• DIRECTIONS:
Go through the material below and copy all lines with "which".
---+---
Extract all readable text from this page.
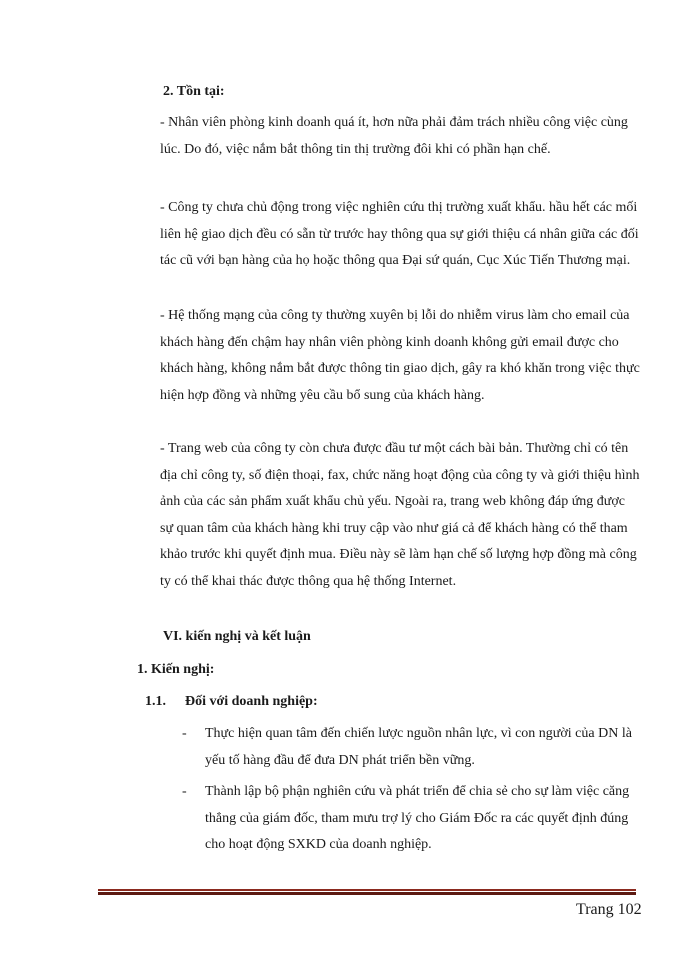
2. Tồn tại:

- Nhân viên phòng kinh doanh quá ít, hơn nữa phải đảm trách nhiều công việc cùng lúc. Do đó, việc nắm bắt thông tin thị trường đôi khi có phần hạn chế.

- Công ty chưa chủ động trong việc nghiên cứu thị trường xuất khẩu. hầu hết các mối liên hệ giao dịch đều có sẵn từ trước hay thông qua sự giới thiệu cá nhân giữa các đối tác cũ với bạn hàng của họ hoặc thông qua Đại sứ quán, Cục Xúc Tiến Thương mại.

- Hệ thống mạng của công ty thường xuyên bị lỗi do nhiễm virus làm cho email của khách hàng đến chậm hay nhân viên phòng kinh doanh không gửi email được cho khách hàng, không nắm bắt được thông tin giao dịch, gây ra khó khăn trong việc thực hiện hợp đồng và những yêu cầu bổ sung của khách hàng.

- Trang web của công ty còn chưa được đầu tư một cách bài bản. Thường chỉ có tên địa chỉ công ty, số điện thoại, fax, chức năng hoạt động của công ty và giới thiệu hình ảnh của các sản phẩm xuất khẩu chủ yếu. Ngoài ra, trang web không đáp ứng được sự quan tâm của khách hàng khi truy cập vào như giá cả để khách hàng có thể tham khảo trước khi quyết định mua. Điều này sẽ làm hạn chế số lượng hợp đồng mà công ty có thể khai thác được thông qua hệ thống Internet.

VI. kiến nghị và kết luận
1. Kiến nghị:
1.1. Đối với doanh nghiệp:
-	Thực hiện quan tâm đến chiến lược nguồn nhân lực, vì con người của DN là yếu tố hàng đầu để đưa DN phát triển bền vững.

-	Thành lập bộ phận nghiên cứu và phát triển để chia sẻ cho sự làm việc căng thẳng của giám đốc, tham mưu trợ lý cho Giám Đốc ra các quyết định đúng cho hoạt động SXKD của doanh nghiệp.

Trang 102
---+---
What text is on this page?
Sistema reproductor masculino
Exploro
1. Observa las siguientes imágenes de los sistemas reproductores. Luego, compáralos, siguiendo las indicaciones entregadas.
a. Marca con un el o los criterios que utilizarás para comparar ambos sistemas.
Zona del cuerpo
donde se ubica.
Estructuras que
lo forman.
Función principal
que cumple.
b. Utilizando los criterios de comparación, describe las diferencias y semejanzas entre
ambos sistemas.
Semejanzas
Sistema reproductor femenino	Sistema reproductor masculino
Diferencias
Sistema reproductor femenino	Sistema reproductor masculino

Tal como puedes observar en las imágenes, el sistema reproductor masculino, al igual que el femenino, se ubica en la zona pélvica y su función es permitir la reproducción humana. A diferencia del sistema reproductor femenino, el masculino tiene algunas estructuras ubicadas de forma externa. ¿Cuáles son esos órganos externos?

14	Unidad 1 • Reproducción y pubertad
---+---
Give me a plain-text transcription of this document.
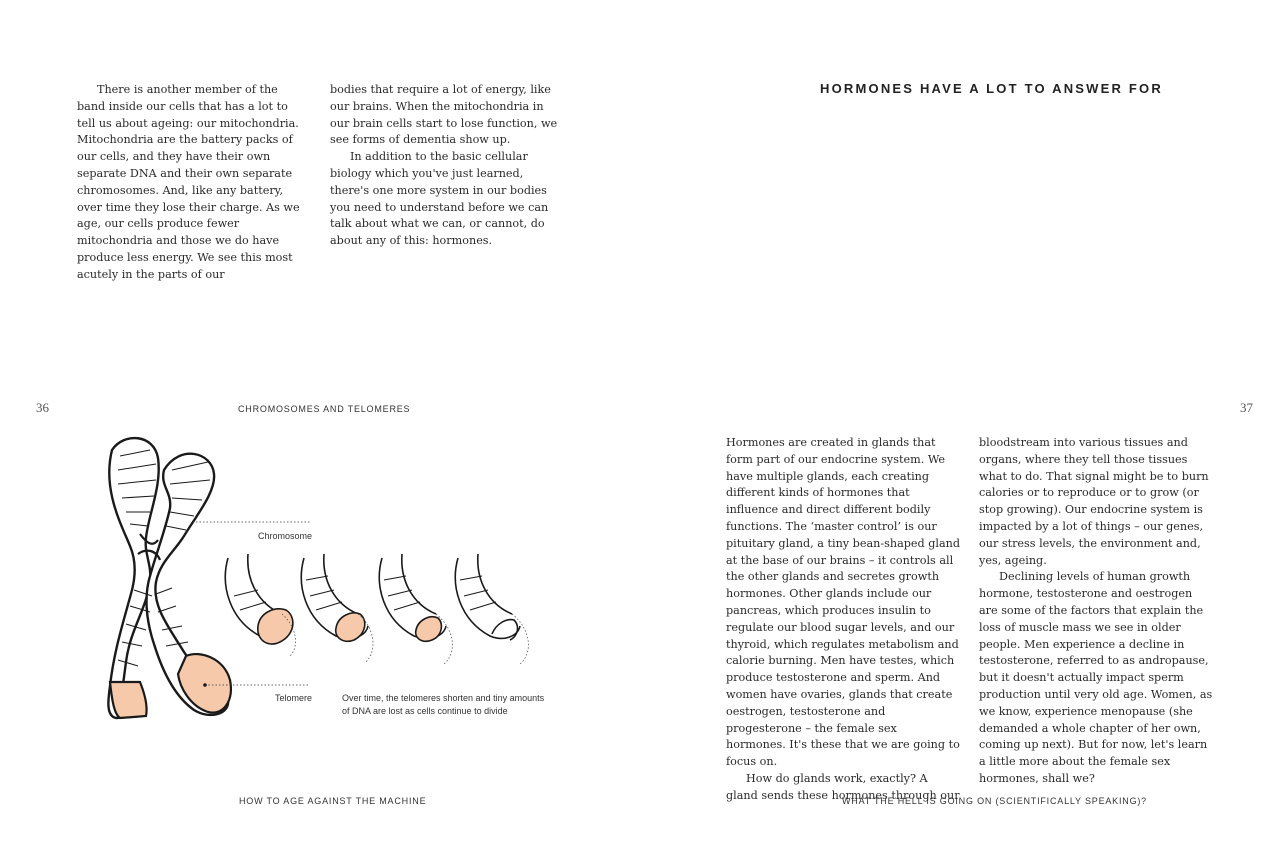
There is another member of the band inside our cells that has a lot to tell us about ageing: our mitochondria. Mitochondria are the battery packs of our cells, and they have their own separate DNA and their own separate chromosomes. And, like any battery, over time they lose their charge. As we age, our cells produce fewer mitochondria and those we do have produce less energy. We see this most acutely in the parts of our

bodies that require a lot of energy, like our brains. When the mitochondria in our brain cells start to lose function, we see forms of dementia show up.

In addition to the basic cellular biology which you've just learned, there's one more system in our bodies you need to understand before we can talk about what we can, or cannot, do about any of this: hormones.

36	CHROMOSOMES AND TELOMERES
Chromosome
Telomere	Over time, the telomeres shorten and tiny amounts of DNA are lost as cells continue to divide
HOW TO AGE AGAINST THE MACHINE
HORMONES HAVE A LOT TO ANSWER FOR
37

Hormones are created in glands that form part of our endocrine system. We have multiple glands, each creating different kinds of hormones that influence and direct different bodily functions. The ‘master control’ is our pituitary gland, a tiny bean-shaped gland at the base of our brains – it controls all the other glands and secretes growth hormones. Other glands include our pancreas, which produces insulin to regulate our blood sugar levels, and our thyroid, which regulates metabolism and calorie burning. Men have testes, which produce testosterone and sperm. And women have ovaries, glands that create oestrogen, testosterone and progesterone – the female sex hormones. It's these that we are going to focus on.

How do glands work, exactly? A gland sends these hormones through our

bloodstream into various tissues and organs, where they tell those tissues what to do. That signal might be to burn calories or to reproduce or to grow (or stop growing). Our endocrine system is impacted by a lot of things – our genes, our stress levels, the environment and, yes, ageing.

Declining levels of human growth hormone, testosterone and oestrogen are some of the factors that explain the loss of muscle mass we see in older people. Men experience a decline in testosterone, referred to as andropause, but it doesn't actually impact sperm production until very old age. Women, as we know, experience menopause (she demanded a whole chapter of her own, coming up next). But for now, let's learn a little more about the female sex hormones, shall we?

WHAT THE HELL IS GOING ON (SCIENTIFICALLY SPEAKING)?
---+---
• RESPONSE:
In addition to the basic cellular biology which you've just learned, there's one more system in our bodies you need to understand before we can talk about what we can, or cannot, do about any of this: hormones.
Hormones are created in glands that form part of our endocrine system. We have multiple glands, each creating different kinds of hormones that influence and direct different bodily functions. The ‘master control’ is our pituitary gland, a tiny bean-shaped gland at the base of our brains – it controls all the other glands and secretes growth hormones. Other glands include our pancreas, which produces insulin to regulate our blood sugar levels, and our thyroid, which regulates metabolism and calorie burning. Men have testes, which produce testosterone and sperm. And women have ovaries, glands that create oestrogen, testosterone and progesterone – the female sex hormones. It's these that we are going to focus on.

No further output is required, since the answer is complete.